*What you will do*
Each line below should be quoted exactly, please.

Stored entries
········

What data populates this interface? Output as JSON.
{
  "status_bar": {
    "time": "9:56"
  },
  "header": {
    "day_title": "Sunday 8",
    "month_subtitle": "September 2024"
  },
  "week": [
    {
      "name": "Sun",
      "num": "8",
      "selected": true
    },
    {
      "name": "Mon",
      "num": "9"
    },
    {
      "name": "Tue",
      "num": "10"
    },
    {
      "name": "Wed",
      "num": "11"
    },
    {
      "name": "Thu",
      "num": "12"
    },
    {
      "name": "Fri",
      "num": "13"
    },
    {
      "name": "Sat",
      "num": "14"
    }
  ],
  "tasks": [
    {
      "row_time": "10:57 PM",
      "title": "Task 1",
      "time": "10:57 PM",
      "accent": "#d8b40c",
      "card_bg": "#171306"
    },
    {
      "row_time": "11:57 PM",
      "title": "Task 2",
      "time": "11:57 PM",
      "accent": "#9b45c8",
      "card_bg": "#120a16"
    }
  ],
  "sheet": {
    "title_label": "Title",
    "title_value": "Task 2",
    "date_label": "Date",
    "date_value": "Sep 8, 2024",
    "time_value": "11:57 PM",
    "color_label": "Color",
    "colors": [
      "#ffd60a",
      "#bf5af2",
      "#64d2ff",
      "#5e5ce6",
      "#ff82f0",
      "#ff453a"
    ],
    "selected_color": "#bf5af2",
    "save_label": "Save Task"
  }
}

········

*Answer to the exercise*
What data populates this interface? Output as JSON.
{
  "status_bar": {
    "time": "9:56"
  },
  "header": {
    "day_title": "Sunday 8",
    "month_subtitle": "September 2024"
  },
  "week": [
    {
      "name": "Sun",
      "num": "8",
      "selected": true
    },
    {
      "name": "Mon",
      "num": "9"
    },
    {
      "name": "Tue",
      "num": "10"
    },
    {
      "name": "Wed",
      "num": "11"
    },
    {
      "name": "Thu",
      "num": "12"
    },
    {
      "name": "Fri",
      "num": "13"
    },
    {
      "name": "Sat",
      "num": "14"
    }
  ],
  "tasks": [
    {
      "row_time": "10:57 PM",
      "title": "Task 1",
      "time": "10:57 PM",
      "accent": "#d8b40c",
      "card_bg": "#171306"
    },
    {
      "row_time": "11:57 PM",
      "title": "Task 2",
      "time": "11:57 PM",
      "accent": "#9b45c8",
      "card_bg": "#120a16"
    }
  ],
  "sheet": {
    "title_label": "Title",
    "title_value": "Task 2",
    "date_label": "Date",
    "date_value": "Sep 8, 2024",
    "time_value": "11:57 PM",
    "color_label": "Color",
    "colors": [
      "#ffd60a",
      "#bf5af2",
      "#64d2ff",
      "#5e5ce6",
      "#ff82f0",
      "#ff453a"
    ],
    "selected_color": "#bf5af2",
    "save_label": "Save Task"
  }
}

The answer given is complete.